» **AIM**
Pull out every line in the data that has the string "Akademiks" in it.

** BEGIN EXERCISE INPUT **

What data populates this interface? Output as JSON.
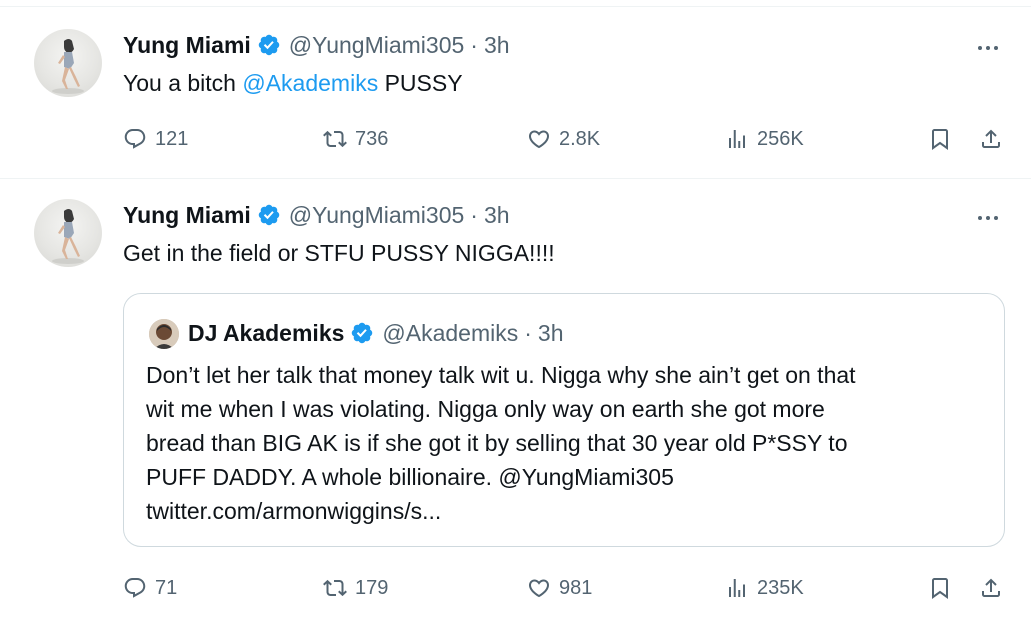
{
  "tweets": [
    {
      "author": {
        "name": "Yung Miami",
        "handle": "@YungMiami305",
        "separator": "·",
        "time": "3h"
      },
      "text_before": "You a bitch ",
      "mention": "@Akademiks",
      "text_after": " PUSSY",
      "stats": {
        "replies": "121",
        "retweets": "736",
        "likes": "2.8K",
        "views": "256K"
      }
    },
    {
      "author": {
        "name": "Yung Miami",
        "handle": "@YungMiami305",
        "separator": "·",
        "time": "3h"
      },
      "text": "Get in the field or STFU PUSSY NIGGA!!!!",
      "quote": {
        "author": {
          "name": "DJ Akademiks",
          "handle": "@Akademiks",
          "separator": "·",
          "time": "3h"
        },
        "lines": [
          "Don’t let her talk that money talk wit u. Nigga why she ain’t get on that",
          "wit me when I was violating. Nigga only way on earth she got more",
          "bread than BIG AK is if she got it by selling that 30 year old P*SSY to",
          "PUFF DADDY. A whole billionaire. @YungMiami305",
          "twitter.com/armonwiggins/s..."
        ]
      },
      "stats": {
        "replies": "71",
        "retweets": "179",
        "likes": "981",
        "views": "235K"
      }
    }
  ],
  "icons": {
    "reply": "reply-icon",
    "retweet": "retweet-icon",
    "like": "like-icon",
    "views": "views-icon",
    "bookmark": "bookmark-icon",
    "share": "share-icon",
    "verified": "verified-badge-icon",
    "more": "more-icon"
  },
  "colors": {
    "accent": "#1d9bf0",
    "secondary_text": "#536471",
    "border": "#cfd9de"
  }
}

** END EXERCISE INPUT **

» **EXERCISE OUTPUT**
      "mention": "@Akademiks",
          "name": "DJ Akademiks",
          "handle": "@Akademiks",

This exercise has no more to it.